--- Start DATASET ROWS ---

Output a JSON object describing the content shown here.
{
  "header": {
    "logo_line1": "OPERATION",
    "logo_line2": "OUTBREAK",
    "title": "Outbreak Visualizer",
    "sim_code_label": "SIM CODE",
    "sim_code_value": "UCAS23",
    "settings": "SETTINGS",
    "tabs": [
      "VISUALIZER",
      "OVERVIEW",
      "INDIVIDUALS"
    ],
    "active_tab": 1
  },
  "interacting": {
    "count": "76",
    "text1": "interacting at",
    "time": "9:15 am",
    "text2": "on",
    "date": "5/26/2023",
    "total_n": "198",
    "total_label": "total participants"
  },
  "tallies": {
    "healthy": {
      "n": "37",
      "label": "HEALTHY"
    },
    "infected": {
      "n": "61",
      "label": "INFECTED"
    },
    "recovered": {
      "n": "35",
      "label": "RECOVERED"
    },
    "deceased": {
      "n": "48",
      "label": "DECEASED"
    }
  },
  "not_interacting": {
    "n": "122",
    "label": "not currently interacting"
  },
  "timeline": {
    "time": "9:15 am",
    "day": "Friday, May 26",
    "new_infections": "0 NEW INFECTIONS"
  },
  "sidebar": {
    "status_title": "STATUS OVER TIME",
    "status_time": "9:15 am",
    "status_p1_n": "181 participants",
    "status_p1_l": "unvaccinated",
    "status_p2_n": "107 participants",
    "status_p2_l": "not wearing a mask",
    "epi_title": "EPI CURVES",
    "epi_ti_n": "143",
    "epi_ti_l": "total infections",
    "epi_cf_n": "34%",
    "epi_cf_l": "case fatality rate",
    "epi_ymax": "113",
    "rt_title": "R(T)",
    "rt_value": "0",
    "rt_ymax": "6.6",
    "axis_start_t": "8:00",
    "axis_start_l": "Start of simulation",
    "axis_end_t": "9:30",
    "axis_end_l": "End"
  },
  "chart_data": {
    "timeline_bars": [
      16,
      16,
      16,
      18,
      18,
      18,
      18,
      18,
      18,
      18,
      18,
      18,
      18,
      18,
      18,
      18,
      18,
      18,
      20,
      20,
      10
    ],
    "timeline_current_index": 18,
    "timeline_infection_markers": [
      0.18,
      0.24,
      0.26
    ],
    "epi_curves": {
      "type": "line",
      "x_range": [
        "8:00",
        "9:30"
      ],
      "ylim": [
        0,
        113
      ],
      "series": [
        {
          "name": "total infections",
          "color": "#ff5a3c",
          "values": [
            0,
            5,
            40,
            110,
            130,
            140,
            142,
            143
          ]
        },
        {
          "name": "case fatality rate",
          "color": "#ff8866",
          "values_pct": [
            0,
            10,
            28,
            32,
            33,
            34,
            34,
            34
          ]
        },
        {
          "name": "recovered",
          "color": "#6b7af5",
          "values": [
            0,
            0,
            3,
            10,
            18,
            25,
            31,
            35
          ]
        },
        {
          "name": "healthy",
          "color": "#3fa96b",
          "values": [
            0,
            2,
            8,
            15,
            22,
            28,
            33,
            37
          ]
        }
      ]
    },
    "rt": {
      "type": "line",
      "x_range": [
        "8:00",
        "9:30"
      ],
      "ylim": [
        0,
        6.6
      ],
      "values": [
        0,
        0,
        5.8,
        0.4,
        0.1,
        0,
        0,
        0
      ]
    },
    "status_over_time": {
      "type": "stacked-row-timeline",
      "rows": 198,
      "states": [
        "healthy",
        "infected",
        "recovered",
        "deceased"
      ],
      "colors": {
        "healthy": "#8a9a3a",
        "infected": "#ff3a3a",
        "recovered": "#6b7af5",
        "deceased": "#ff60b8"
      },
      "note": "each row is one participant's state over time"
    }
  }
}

--- End DATASET ROWS ---

→ **TO DO**:
Repeat every line of the records above exactly.

→ **THE RESULT**:
Output a JSON object describing the content shown here.
{
  "header": {
    "logo_line1": "OPERATION",
    "logo_line2": "OUTBREAK",
    "title": "Outbreak Visualizer",
    "sim_code_label": "SIM CODE",
    "sim_code_value": "UCAS23",
    "settings": "SETTINGS",
    "tabs": [
      "VISUALIZER",
      "OVERVIEW",
      "INDIVIDUALS"
    ],
    "active_tab": 1
  },
  "interacting": {
    "count": "76",
    "text1": "interacting at",
    "time": "9:15 am",
    "text2": "on",
    "date": "5/26/2023",
    "total_n": "198",
    "total_label": "total participants"
  },
  "tallies": {
    "healthy": {
      "n": "37",
      "label": "HEALTHY"
    },
    "infected": {
      "n": "61",
      "label": "INFECTED"
    },
    "recovered": {
      "n": "35",
      "label": "RECOVERED"
    },
    "deceased": {
      "n": "48",
      "label": "DECEASED"
    }
  },
  "not_interacting": {
    "n": "122",
    "label": "not currently interacting"
  },
  "timeline": {
    "time": "9:15 am",
    "day": "Friday, May 26",
    "new_infections": "0 NEW INFECTIONS"
  },
  "sidebar": {
    "status_title": "STATUS OVER TIME",
    "status_time": "9:15 am",
    "status_p1_n": "181 participants",
    "status_p1_l": "unvaccinated",
    "status_p2_n": "107 participants",
    "status_p2_l": "not wearing a mask",
    "epi_title": "EPI CURVES",
    "epi_ti_n": "143",
    "epi_ti_l": "total infections",
    "epi_cf_n": "34%",
    "epi_cf_l": "case fatality rate",
    "epi_ymax": "113",
    "rt_title": "R(T)",
    "rt_value": "0",
    "rt_ymax": "6.6",
    "axis_start_t": "8:00",
    "axis_start_l": "Start of simulation",
    "axis_end_t": "9:30",
    "axis_end_l": "End"
  },
  "chart_data": {
    "timeline_bars": [
      16,
      16,
      16,
      18,
      18,
      18,
      18,
      18,
      18,
      18,
      18,
      18,
      18,
      18,
      18,
      18,
      18,
      18,
      20,
      20,
      10
    ],
    "timeline_current_index": 18,
    "timeline_infection_markers": [
      0.18,
      0.24,
      0.26
    ],
    "epi_curves": {
      "type": "line",
      "x_range": [
        "8:00",
        "9:30"
      ],
      "ylim": [
        0,
        113
      ],
      "series": [
        {
          "name": "total infections",
          "color": "#ff5a3c",
          "values": [
            0,
            5,
            40,
            110,
            130,
            140,
            142,
            143
          ]
        },
        {
          "name": "case fatality rate",
          "color": "#ff8866",
          "values_pct": [
            0,
            10,
            28,
            32,
            33,
            34,
            34,
            34
          ]
        },
        {
          "name": "recovered",
          "color": "#6b7af5",
          "values": [
            0,
            0,
            3,
            10,
            18,
            25,
            31,
            35
          ]
        },
        {
          "name": "healthy",
          "color": "#3fa96b",
          "values": [
            0,
            2,
            8,
            15,
            22,
            28,
            33,
            37
          ]
        }
      ]
    },
    "rt": {
      "type": "line",
      "x_range": [
        "8:00",
        "9:30"
      ],
      "ylim": [
        0,
        6.6
      ],
      "values": [
        0,
        0,
        5.8,
        0.4,
        0.1,
        0,
        0,
        0
      ]
    },
    "status_over_time": {
      "type": "stacked-row-timeline",
      "rows": 198,
      "states": [
        "healthy",
        "infected",
        "recovered",
        "deceased"
      ],
      "colors": {
        "healthy": "#8a9a3a",
        "infected": "#ff3a3a",
        "recovered": "#6b7af5",
        "deceased": "#ff60b8"
      },
      "note": "each row is one participant's state over time"
    }
  }
}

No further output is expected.